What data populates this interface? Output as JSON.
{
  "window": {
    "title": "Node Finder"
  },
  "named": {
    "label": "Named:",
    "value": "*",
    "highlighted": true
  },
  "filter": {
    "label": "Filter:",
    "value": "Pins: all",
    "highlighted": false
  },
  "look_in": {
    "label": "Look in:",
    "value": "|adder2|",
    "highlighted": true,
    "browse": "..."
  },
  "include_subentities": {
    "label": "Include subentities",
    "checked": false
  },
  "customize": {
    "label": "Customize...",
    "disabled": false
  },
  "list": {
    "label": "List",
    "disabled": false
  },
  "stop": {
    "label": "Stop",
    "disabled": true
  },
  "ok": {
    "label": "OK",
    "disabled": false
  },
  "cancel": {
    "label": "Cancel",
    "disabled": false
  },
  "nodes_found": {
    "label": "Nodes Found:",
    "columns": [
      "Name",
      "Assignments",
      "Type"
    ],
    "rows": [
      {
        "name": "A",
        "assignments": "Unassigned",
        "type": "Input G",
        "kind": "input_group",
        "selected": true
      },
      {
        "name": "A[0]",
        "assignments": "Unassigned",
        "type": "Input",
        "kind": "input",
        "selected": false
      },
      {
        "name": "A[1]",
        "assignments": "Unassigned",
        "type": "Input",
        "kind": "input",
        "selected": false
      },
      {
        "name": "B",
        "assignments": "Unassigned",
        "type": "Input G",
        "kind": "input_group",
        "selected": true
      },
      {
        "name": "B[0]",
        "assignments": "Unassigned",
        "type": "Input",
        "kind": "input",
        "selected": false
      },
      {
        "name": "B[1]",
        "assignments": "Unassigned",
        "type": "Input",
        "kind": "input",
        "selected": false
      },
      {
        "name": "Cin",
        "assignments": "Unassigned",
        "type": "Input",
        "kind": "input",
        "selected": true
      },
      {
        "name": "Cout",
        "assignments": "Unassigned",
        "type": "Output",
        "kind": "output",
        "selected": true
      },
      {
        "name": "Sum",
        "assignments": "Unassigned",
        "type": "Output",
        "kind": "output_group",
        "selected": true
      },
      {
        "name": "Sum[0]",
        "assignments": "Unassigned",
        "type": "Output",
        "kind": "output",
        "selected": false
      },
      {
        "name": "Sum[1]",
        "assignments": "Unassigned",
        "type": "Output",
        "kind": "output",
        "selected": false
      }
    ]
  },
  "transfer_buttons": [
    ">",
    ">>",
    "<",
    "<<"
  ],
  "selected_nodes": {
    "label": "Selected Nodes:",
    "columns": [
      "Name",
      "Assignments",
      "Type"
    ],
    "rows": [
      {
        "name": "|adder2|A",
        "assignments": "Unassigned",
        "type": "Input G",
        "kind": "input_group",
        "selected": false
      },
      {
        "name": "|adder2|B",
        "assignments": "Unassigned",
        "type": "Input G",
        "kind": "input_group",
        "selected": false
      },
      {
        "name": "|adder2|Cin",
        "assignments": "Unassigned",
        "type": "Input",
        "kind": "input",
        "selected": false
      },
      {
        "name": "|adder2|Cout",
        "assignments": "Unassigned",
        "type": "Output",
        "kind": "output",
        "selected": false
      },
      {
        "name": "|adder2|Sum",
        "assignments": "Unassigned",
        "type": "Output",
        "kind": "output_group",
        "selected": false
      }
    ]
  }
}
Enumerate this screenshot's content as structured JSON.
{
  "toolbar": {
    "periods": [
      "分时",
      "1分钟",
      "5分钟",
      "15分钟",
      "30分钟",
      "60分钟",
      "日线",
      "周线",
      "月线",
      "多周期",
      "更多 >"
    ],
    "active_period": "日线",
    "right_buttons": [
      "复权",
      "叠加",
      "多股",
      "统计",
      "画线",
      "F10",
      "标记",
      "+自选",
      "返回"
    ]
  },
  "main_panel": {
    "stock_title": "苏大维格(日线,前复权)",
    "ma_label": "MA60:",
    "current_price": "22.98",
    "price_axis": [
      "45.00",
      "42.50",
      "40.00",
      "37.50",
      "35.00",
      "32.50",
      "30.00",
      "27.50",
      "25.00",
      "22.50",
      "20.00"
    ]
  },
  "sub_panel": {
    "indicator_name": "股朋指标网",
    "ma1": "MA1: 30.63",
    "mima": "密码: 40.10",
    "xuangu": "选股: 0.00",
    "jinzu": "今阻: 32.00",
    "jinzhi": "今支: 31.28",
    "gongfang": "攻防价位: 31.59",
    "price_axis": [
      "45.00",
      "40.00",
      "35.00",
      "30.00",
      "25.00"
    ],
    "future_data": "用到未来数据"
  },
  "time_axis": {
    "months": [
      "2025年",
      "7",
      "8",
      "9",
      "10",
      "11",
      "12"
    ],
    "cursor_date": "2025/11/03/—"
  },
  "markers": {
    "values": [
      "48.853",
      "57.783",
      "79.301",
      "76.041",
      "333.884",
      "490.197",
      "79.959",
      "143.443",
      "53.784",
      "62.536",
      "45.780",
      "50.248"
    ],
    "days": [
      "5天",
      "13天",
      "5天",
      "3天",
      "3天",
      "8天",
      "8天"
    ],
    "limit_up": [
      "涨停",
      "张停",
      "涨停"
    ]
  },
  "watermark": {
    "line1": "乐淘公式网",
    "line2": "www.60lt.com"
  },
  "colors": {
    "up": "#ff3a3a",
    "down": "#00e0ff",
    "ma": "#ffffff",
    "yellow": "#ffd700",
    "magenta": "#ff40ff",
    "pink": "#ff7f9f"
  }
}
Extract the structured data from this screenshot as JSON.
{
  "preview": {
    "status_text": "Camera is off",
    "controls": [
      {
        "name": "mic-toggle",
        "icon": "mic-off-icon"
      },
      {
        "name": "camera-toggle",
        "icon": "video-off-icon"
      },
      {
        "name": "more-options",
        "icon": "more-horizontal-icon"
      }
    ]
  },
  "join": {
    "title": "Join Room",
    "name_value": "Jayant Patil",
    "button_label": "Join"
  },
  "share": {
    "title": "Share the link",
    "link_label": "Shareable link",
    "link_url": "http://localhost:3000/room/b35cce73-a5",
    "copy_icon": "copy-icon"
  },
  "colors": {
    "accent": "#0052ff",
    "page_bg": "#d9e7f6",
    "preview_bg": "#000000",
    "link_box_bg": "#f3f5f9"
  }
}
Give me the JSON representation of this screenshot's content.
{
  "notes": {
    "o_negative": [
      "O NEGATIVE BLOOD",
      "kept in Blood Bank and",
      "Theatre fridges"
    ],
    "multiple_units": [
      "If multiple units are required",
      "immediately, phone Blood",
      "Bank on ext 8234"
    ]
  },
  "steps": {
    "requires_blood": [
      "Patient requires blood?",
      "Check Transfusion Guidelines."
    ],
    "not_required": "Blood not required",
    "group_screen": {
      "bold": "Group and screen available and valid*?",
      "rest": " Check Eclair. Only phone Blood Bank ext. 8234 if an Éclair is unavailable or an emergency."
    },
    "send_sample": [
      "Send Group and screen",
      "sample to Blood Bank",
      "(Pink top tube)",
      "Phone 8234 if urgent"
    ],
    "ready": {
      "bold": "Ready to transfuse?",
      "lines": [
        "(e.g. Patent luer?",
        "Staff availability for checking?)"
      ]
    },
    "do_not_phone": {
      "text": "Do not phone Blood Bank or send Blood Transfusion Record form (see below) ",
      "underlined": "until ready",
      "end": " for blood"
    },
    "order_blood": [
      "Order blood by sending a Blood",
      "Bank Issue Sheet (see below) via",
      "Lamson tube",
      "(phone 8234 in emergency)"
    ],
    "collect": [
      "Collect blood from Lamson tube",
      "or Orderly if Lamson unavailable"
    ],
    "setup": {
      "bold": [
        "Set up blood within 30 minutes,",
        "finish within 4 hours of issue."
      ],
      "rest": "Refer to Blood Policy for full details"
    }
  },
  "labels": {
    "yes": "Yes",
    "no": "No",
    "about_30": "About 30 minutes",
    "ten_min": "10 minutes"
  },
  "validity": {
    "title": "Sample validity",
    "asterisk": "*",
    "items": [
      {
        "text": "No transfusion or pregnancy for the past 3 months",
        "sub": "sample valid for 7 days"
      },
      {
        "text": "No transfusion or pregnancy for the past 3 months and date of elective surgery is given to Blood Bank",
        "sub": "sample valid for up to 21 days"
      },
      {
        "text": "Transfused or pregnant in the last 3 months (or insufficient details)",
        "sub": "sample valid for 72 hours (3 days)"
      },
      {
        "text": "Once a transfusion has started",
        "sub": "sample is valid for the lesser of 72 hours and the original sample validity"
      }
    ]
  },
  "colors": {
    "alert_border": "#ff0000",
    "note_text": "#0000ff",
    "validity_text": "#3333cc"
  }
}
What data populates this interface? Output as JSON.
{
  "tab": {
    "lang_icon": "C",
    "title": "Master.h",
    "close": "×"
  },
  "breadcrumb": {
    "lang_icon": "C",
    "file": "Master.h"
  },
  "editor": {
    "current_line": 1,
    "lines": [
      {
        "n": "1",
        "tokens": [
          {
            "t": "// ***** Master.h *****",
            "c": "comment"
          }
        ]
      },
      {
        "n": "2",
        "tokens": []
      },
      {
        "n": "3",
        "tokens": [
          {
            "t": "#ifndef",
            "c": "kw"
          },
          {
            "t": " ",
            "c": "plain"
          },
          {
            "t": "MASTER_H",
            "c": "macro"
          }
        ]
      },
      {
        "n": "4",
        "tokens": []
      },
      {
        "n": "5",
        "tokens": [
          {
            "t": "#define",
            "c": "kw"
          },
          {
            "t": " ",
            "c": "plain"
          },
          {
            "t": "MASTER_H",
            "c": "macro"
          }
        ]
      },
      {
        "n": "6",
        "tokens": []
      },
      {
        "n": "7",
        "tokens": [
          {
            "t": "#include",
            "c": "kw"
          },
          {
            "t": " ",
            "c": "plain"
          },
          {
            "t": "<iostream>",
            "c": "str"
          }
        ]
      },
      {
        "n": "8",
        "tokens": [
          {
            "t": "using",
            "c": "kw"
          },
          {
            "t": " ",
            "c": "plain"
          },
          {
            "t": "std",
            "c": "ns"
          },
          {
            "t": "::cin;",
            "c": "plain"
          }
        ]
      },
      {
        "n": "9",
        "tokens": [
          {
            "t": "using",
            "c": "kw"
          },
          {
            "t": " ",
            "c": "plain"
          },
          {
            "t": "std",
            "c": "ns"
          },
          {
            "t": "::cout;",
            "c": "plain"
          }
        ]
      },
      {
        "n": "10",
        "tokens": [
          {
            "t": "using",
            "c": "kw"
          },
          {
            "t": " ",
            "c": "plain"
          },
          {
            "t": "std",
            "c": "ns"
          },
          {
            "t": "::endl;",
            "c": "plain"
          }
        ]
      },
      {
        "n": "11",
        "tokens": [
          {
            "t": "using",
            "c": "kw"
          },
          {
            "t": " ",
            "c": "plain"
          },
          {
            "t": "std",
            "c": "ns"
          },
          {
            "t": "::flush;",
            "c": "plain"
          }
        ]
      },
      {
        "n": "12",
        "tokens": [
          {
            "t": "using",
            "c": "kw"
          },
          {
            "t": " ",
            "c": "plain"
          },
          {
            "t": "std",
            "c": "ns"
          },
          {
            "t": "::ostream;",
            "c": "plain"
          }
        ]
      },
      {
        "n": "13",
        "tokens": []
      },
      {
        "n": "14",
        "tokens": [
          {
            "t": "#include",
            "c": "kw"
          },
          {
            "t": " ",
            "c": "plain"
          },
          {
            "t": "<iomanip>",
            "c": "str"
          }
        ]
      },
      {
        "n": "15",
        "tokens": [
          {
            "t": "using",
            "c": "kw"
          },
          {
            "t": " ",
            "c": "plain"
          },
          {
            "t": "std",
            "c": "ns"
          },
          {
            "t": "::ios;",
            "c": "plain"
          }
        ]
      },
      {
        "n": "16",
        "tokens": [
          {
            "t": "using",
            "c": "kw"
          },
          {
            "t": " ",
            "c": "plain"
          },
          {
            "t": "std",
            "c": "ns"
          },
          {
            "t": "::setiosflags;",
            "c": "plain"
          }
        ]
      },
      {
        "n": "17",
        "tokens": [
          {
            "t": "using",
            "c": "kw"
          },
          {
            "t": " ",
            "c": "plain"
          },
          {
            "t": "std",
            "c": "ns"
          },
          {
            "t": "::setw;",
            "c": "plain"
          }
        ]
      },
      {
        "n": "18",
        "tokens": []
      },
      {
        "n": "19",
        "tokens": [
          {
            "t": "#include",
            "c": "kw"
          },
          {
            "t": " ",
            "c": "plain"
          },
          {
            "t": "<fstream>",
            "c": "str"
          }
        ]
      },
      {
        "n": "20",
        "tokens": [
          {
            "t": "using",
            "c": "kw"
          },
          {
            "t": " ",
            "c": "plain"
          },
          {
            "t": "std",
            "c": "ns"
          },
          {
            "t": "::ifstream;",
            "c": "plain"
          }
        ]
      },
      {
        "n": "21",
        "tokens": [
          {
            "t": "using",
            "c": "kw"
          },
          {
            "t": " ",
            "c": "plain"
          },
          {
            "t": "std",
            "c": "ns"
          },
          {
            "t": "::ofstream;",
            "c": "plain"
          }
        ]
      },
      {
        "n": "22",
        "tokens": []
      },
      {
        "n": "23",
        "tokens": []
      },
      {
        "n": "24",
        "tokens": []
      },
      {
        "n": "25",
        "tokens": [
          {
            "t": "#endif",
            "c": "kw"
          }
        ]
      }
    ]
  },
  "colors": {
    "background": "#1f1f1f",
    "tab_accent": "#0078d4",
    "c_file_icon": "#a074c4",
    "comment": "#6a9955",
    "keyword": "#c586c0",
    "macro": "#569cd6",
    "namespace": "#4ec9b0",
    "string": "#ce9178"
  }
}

Work instructions >> From the listing above, copy every line that includes the word "pregnancy".

Result for this task >>
        "text": "No transfusion or pregnancy for the past 3 months",
        "text": "No transfusion or pregnancy for the past 3 months and date of elective surgery is given to Blood Bank",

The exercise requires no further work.